__EXERCISE AIM__. Write out all of the data exactly as it appears.

__TASK MATERIAL__.

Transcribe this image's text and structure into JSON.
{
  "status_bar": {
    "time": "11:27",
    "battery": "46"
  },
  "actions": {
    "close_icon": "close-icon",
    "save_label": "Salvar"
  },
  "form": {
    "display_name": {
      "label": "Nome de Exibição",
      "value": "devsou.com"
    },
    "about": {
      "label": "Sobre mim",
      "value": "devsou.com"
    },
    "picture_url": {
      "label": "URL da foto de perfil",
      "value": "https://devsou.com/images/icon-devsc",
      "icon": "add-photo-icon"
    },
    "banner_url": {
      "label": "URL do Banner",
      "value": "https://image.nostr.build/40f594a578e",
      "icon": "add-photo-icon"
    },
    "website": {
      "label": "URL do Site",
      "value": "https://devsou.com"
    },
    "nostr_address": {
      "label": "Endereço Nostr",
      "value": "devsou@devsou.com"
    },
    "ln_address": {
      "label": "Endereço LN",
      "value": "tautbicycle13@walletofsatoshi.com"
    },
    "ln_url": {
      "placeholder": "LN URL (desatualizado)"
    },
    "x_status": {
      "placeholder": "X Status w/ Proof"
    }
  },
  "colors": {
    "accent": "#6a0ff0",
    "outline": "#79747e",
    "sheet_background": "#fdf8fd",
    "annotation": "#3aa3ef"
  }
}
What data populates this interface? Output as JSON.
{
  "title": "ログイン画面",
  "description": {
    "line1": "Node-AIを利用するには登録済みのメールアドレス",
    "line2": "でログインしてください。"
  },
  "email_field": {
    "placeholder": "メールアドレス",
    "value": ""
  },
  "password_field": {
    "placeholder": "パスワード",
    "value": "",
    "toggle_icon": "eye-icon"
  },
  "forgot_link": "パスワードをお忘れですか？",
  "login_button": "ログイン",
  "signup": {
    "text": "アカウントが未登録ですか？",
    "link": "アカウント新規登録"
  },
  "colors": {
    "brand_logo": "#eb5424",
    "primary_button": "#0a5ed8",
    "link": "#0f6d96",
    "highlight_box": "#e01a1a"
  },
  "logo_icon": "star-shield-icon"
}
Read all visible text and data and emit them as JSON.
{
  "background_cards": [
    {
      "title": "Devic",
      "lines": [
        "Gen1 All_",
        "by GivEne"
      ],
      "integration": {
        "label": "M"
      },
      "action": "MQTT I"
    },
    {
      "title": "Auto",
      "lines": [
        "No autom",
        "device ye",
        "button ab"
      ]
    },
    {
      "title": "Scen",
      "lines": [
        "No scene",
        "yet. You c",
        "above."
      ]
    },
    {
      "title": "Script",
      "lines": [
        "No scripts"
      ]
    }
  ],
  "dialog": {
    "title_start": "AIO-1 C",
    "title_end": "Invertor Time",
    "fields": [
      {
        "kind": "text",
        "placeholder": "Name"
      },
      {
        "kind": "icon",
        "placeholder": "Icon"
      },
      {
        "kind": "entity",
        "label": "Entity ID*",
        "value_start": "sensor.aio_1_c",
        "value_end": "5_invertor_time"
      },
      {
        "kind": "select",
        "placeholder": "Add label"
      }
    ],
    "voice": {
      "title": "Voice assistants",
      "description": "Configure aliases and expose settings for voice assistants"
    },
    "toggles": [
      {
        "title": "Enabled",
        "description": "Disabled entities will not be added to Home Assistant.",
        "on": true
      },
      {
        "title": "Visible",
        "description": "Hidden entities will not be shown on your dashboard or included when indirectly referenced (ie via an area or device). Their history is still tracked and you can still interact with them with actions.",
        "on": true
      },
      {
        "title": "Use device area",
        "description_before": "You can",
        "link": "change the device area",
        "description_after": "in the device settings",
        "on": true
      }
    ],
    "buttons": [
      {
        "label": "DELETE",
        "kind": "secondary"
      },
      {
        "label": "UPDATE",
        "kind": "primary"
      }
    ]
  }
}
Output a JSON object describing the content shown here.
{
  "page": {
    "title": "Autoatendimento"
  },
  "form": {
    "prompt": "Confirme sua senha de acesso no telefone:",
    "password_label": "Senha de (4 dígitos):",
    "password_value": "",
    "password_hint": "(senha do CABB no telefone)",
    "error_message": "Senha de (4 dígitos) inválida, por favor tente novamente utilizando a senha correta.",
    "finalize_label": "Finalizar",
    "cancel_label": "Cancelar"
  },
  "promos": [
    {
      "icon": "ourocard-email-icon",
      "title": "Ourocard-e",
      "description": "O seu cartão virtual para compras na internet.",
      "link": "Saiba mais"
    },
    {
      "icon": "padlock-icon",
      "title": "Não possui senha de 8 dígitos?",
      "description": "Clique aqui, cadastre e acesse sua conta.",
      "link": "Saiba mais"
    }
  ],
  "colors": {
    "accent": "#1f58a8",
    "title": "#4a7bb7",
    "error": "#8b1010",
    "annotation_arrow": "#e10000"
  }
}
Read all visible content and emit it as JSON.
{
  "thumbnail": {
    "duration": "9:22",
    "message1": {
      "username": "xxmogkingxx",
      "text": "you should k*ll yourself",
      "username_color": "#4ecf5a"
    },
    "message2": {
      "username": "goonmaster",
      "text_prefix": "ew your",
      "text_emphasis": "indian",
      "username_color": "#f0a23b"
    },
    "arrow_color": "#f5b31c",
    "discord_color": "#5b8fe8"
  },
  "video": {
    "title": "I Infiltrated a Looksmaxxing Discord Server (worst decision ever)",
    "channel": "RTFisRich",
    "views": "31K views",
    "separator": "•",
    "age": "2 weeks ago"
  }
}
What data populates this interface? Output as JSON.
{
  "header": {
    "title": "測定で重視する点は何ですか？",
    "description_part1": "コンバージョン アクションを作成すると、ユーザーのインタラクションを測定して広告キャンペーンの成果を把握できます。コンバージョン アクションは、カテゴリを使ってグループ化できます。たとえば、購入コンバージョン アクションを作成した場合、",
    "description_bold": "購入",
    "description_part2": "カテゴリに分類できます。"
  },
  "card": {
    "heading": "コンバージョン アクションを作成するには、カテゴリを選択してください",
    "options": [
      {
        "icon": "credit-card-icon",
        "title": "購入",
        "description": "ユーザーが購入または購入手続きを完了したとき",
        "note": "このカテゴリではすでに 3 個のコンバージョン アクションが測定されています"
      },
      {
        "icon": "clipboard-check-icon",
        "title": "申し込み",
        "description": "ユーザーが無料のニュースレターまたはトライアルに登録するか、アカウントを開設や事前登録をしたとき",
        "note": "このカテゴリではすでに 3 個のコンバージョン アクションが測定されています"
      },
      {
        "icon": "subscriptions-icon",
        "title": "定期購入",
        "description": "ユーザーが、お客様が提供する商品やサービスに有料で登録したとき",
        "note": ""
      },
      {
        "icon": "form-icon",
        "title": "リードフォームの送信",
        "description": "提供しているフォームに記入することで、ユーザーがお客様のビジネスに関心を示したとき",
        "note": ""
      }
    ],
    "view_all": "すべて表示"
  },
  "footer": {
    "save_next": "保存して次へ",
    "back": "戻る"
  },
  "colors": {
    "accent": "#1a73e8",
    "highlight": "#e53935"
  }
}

__FINAL RESULT__.
Transcribe this image's text and structure into JSON.
{
  "status_bar": {
    "time": "11:27",
    "battery": "46"
  },
  "actions": {
    "close_icon": "close-icon",
    "save_label": "Salvar"
  },
  "form": {
    "display_name": {
      "label": "Nome de Exibição",
      "value": "devsou.com"
    },
    "about": {
      "label": "Sobre mim",
      "value": "devsou.com"
    },
    "picture_url": {
      "label": "URL da foto de perfil",
      "value": "https://devsou.com/images/icon-devsc",
      "icon": "add-photo-icon"
    },
    "banner_url": {
      "label": "URL do Banner",
      "value": "https://image.nostr.build/40f594a578e",
      "icon": "add-photo-icon"
    },
    "website": {
      "label": "URL do Site",
      "value": "https://devsou.com"
    },
    "nostr_address": {
      "label": "Endereço Nostr",
      "value": "devsou@devsou.com"
    },
    "ln_address": {
      "label": "Endereço LN",
      "value": "tautbicycle13@walletofsatoshi.com"
    },
    "ln_url": {
      "placeholder": "LN URL (desatualizado)"
    },
    "x_status": {
      "placeholder": "X Status w/ Proof"
    }
  },
  "colors": {
    "accent": "#6a0ff0",
    "outline": "#79747e",
    "sheet_background": "#fdf8fd",
    "annotation": "#3aa3ef"
  }
}
What data populates this interface? Output as JSON.
{
  "title": "ログイン画面",
  "description": {
    "line1": "Node-AIを利用するには登録済みのメールアドレス",
    "line2": "でログインしてください。"
  },
  "email_field": {
    "placeholder": "メールアドレス",
    "value": ""
  },
  "password_field": {
    "placeholder": "パスワード",
    "value": "",
    "toggle_icon": "eye-icon"
  },
  "forgot_link": "パスワードをお忘れですか？",
  "login_button": "ログイン",
  "signup": {
    "text": "アカウントが未登録ですか？",
    "link": "アカウント新規登録"
  },
  "colors": {
    "brand_logo": "#eb5424",
    "primary_button": "#0a5ed8",
    "link": "#0f6d96",
    "highlight_box": "#e01a1a"
  },
  "logo_icon": "star-shield-icon"
}
Read all visible text and data and emit them as JSON.
{
  "background_cards": [
    {
      "title": "Devic",
      "lines": [
        "Gen1 All_",
        "by GivEne"
      ],
      "integration": {
        "label": "M"
      },
      "action": "MQTT I"
    },
    {
      "title": "Auto",
      "lines": [
        "No autom",
        "device ye",
        "button ab"
      ]
    },
    {
      "title": "Scen",
      "lines": [
        "No scene",
        "yet. You c",
        "above."
      ]
    },
    {
      "title": "Script",
      "lines": [
        "No scripts"
      ]
    }
  ],
  "dialog": {
    "title_start": "AIO-1 C",
    "title_end": "Invertor Time",
    "fields": [
      {
        "kind": "text",
        "placeholder": "Name"
      },
      {
        "kind": "icon",
        "placeholder": "Icon"
      },
      {
        "kind": "entity",
        "label": "Entity ID*",
        "value_start": "sensor.aio_1_c",
        "value_end": "5_invertor_time"
      },
      {
        "kind": "select",
        "placeholder": "Add label"
      }
    ],
    "voice": {
      "title": "Voice assistants",
      "description": "Configure aliases and expose settings for voice assistants"
    },
    "toggles": [
      {
        "title": "Enabled",
        "description": "Disabled entities will not be added to Home Assistant.",
        "on": true
      },
      {
        "title": "Visible",
        "description": "Hidden entities will not be shown on your dashboard or included when indirectly referenced (ie via an area or device). Their history is still tracked and you can still interact with them with actions.",
        "on": true
      },
      {
        "title": "Use device area",
        "description_before": "You can",
        "link": "change the device area",
        "description_after": "in the device settings",
        "on": true
      }
    ],
    "buttons": [
      {
        "label": "DELETE",
        "kind": "secondary"
      },
      {
        "label": "UPDATE",
        "kind": "primary"
      }
    ]
  }
}
Output a JSON object describing the content shown here.
{
  "page": {
    "title": "Autoatendimento"
  },
  "form": {
    "prompt": "Confirme sua senha de acesso no telefone:",
    "password_label": "Senha de (4 dígitos):",
    "password_value": "",
    "password_hint": "(senha do CABB no telefone)",
    "error_message": "Senha de (4 dígitos) inválida, por favor tente novamente utilizando a senha correta.",
    "finalize_label": "Finalizar",
    "cancel_label": "Cancelar"
  },
  "promos": [
    {
      "icon": "ourocard-email-icon",
      "title": "Ourocard-e",
      "description": "O seu cartão virtual para compras na internet.",
      "link": "Saiba mais"
    },
    {
      "icon": "padlock-icon",
      "title": "Não possui senha de 8 dígitos?",
      "description": "Clique aqui, cadastre e acesse sua conta.",
      "link": "Saiba mais"
    }
  ],
  "colors": {
    "accent": "#1f58a8",
    "title": "#4a7bb7",
    "error": "#8b1010",
    "annotation_arrow": "#e10000"
  }
}
Read all visible content and emit it as JSON.
{
  "thumbnail": {
    "duration": "9:22",
    "message1": {
      "username": "xxmogkingxx",
      "text": "you should k*ll yourself",
      "username_color": "#4ecf5a"
    },
    "message2": {
      "username": "goonmaster",
      "text_prefix": "ew your",
      "text_emphasis": "indian",
      "username_color": "#f0a23b"
    },
    "arrow_color": "#f5b31c",
    "discord_color": "#5b8fe8"
  },
  "video": {
    "title": "I Infiltrated a Looksmaxxing Discord Server (worst decision ever)",
    "channel": "RTFisRich",
    "views": "31K views",
    "separator": "•",
    "age": "2 weeks ago"
  }
}
What data populates this interface? Output as JSON.
{
  "header": {
    "title": "測定で重視する点は何ですか？",
    "description_part1": "コンバージョン アクションを作成すると、ユーザーのインタラクションを測定して広告キャンペーンの成果を把握できます。コンバージョン アクションは、カテゴリを使ってグループ化できます。たとえば、購入コンバージョン アクションを作成した場合、",
    "description_bold": "購入",
    "description_part2": "カテゴリに分類できます。"
  },
  "card": {
    "heading": "コンバージョン アクションを作成するには、カテゴリを選択してください",
    "options": [
      {
        "icon": "credit-card-icon",
        "title": "購入",
        "description": "ユーザーが購入または購入手続きを完了したとき",
        "note": "このカテゴリではすでに 3 個のコンバージョン アクションが測定されています"
      },
      {
        "icon": "clipboard-check-icon",
        "title": "申し込み",
        "description": "ユーザーが無料のニュースレターまたはトライアルに登録するか、アカウントを開設や事前登録をしたとき",
        "note": "このカテゴリではすでに 3 個のコンバージョン アクションが測定されています"
      },
      {
        "icon": "subscriptions-icon",
        "title": "定期購入",
        "description": "ユーザーが、お客様が提供する商品やサービスに有料で登録したとき",
        "note": ""
      },
      {
        "icon": "form-icon",
        "title": "リードフォームの送信",
        "description": "提供しているフォームに記入することで、ユーザーがお客様のビジネスに関心を示したとき",
        "note": ""
      }
    ],
    "view_all": "すべて表示"
  },
  "footer": {
    "save_next": "保存して次へ",
    "back": "戻る"
  },
  "colors": {
    "accent": "#1a73e8",
    "highlight": "#e53935"
  }
}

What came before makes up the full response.